◆ **Set task**
Every entry must be duplicated precisely as written.

◆ **Material for this exercise**
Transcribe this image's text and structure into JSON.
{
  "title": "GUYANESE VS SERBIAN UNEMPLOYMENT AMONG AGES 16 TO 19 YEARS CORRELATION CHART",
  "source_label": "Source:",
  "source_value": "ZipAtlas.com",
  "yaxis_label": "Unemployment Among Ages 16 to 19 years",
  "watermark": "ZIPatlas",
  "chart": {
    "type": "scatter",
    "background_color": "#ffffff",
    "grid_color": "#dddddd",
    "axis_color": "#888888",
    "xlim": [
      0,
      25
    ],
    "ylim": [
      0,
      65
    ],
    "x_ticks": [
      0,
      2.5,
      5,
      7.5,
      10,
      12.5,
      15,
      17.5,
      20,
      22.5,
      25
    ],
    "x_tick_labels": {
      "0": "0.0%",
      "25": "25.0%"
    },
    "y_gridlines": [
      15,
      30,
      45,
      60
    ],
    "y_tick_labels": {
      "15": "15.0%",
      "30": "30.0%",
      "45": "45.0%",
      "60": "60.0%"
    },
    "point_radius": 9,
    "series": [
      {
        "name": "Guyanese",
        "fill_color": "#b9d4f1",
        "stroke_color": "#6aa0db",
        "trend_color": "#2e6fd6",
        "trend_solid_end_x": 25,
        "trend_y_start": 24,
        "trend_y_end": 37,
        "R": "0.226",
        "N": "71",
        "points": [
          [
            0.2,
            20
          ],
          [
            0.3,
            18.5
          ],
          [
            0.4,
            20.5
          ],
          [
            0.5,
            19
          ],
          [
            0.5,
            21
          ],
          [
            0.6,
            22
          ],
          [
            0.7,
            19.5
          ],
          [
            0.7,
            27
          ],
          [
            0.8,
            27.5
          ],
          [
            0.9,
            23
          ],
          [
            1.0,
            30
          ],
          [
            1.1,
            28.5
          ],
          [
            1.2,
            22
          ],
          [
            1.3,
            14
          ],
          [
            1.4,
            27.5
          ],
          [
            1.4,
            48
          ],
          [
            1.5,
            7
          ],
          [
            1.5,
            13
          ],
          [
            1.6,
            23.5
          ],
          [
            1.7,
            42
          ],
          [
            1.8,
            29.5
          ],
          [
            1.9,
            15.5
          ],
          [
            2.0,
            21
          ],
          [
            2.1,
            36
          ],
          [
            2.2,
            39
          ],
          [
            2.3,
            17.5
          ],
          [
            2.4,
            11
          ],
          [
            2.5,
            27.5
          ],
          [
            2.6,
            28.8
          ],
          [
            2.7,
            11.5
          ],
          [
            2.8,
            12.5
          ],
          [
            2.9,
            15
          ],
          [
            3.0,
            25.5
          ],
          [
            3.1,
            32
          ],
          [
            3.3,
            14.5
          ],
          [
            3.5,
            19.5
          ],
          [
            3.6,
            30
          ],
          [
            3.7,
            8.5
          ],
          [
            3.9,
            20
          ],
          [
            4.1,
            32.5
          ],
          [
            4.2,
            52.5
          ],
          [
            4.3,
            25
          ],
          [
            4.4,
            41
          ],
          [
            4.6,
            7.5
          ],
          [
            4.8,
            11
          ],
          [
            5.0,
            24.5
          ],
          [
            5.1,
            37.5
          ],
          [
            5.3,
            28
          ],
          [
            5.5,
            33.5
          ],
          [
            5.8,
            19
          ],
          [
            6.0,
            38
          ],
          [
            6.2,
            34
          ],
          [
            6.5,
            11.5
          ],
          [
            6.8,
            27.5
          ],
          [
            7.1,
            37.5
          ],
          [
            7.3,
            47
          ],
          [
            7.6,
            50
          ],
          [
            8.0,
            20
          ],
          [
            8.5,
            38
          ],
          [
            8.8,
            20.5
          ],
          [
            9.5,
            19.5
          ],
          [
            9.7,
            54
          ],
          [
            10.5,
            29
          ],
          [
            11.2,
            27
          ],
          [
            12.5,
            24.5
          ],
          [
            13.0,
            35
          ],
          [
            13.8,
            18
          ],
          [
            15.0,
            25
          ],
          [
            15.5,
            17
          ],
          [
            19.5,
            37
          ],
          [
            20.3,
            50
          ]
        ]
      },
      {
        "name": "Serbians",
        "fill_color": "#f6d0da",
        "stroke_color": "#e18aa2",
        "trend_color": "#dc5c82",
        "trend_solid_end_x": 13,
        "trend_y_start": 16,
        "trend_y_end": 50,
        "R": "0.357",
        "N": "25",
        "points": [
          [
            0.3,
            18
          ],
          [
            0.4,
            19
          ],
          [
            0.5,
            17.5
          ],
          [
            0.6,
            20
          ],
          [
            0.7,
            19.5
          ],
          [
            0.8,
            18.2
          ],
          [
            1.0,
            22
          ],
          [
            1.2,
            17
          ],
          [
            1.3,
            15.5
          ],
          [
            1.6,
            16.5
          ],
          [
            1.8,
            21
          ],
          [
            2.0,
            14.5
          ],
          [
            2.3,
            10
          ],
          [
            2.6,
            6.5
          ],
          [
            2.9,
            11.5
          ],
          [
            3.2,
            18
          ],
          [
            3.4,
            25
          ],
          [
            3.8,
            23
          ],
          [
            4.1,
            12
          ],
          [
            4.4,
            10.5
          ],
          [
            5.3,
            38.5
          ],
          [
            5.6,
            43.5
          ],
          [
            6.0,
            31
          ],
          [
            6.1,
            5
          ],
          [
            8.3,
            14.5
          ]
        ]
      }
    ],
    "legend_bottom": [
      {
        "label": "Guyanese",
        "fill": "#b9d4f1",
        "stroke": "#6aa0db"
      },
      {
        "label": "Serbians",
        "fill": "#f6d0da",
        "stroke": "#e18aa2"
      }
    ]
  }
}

◆ **Written response**
Transcribe this image's text and structure into JSON.
{
  "title": "GUYANESE VS SERBIAN UNEMPLOYMENT AMONG AGES 16 TO 19 YEARS CORRELATION CHART",
  "source_label": "Source:",
  "source_value": "ZipAtlas.com",
  "yaxis_label": "Unemployment Among Ages 16 to 19 years",
  "watermark": "ZIPatlas",
  "chart": {
    "type": "scatter",
    "background_color": "#ffffff",
    "grid_color": "#dddddd",
    "axis_color": "#888888",
    "xlim": [
      0,
      25
    ],
    "ylim": [
      0,
      65
    ],
    "x_ticks": [
      0,
      2.5,
      5,
      7.5,
      10,
      12.5,
      15,
      17.5,
      20,
      22.5,
      25
    ],
    "x_tick_labels": {
      "0": "0.0%",
      "25": "25.0%"
    },
    "y_gridlines": [
      15,
      30,
      45,
      60
    ],
    "y_tick_labels": {
      "15": "15.0%",
      "30": "30.0%",
      "45": "45.0%",
      "60": "60.0%"
    },
    "point_radius": 9,
    "series": [
      {
        "name": "Guyanese",
        "fill_color": "#b9d4f1",
        "stroke_color": "#6aa0db",
        "trend_color": "#2e6fd6",
        "trend_solid_end_x": 25,
        "trend_y_start": 24,
        "trend_y_end": 37,
        "R": "0.226",
        "N": "71",
        "points": [
          [
            0.2,
            20
          ],
          [
            0.3,
            18.5
          ],
          [
            0.4,
            20.5
          ],
          [
            0.5,
            19
          ],
          [
            0.5,
            21
          ],
          [
            0.6,
            22
          ],
          [
            0.7,
            19.5
          ],
          [
            0.7,
            27
          ],
          [
            0.8,
            27.5
          ],
          [
            0.9,
            23
          ],
          [
            1.0,
            30
          ],
          [
            1.1,
            28.5
          ],
          [
            1.2,
            22
          ],
          [
            1.3,
            14
          ],
          [
            1.4,
            27.5
          ],
          [
            1.4,
            48
          ],
          [
            1.5,
            7
          ],
          [
            1.5,
            13
          ],
          [
            1.6,
            23.5
          ],
          [
            1.7,
            42
          ],
          [
            1.8,
            29.5
          ],
          [
            1.9,
            15.5
          ],
          [
            2.0,
            21
          ],
          [
            2.1,
            36
          ],
          [
            2.2,
            39
          ],
          [
            2.3,
            17.5
          ],
          [
            2.4,
            11
          ],
          [
            2.5,
            27.5
          ],
          [
            2.6,
            28.8
          ],
          [
            2.7,
            11.5
          ],
          [
            2.8,
            12.5
          ],
          [
            2.9,
            15
          ],
          [
            3.0,
            25.5
          ],
          [
            3.1,
            32
          ],
          [
            3.3,
            14.5
          ],
          [
            3.5,
            19.5
          ],
          [
            3.6,
            30
          ],
          [
            3.7,
            8.5
          ],
          [
            3.9,
            20
          ],
          [
            4.1,
            32.5
          ],
          [
            4.2,
            52.5
          ],
          [
            4.3,
            25
          ],
          [
            4.4,
            41
          ],
          [
            4.6,
            7.5
          ],
          [
            4.8,
            11
          ],
          [
            5.0,
            24.5
          ],
          [
            5.1,
            37.5
          ],
          [
            5.3,
            28
          ],
          [
            5.5,
            33.5
          ],
          [
            5.8,
            19
          ],
          [
            6.0,
            38
          ],
          [
            6.2,
            34
          ],
          [
            6.5,
            11.5
          ],
          [
            6.8,
            27.5
          ],
          [
            7.1,
            37.5
          ],
          [
            7.3,
            47
          ],
          [
            7.6,
            50
          ],
          [
            8.0,
            20
          ],
          [
            8.5,
            38
          ],
          [
            8.8,
            20.5
          ],
          [
            9.5,
            19.5
          ],
          [
            9.7,
            54
          ],
          [
            10.5,
            29
          ],
          [
            11.2,
            27
          ],
          [
            12.5,
            24.5
          ],
          [
            13.0,
            35
          ],
          [
            13.8,
            18
          ],
          [
            15.0,
            25
          ],
          [
            15.5,
            17
          ],
          [
            19.5,
            37
          ],
          [
            20.3,
            50
          ]
        ]
      },
      {
        "name": "Serbians",
        "fill_color": "#f6d0da",
        "stroke_color": "#e18aa2",
        "trend_color": "#dc5c82",
        "trend_solid_end_x": 13,
        "trend_y_start": 16,
        "trend_y_end": 50,
        "R": "0.357",
        "N": "25",
        "points": [
          [
            0.3,
            18
          ],
          [
            0.4,
            19
          ],
          [
            0.5,
            17.5
          ],
          [
            0.6,
            20
          ],
          [
            0.7,
            19.5
          ],
          [
            0.8,
            18.2
          ],
          [
            1.0,
            22
          ],
          [
            1.2,
            17
          ],
          [
            1.3,
            15.5
          ],
          [
            1.6,
            16.5
          ],
          [
            1.8,
            21
          ],
          [
            2.0,
            14.5
          ],
          [
            2.3,
            10
          ],
          [
            2.6,
            6.5
          ],
          [
            2.9,
            11.5
          ],
          [
            3.2,
            18
          ],
          [
            3.4,
            25
          ],
          [
            3.8,
            23
          ],
          [
            4.1,
            12
          ],
          [
            4.4,
            10.5
          ],
          [
            5.3,
            38.5
          ],
          [
            5.6,
            43.5
          ],
          [
            6.0,
            31
          ],
          [
            6.1,
            5
          ],
          [
            8.3,
            14.5
          ]
        ]
      }
    ],
    "legend_bottom": [
      {
        "label": "Guyanese",
        "fill": "#b9d4f1",
        "stroke": "#6aa0db"
      },
      {
        "label": "Serbians",
        "fill": "#f6d0da",
        "stroke": "#e18aa2"
      }
    ]
  }
}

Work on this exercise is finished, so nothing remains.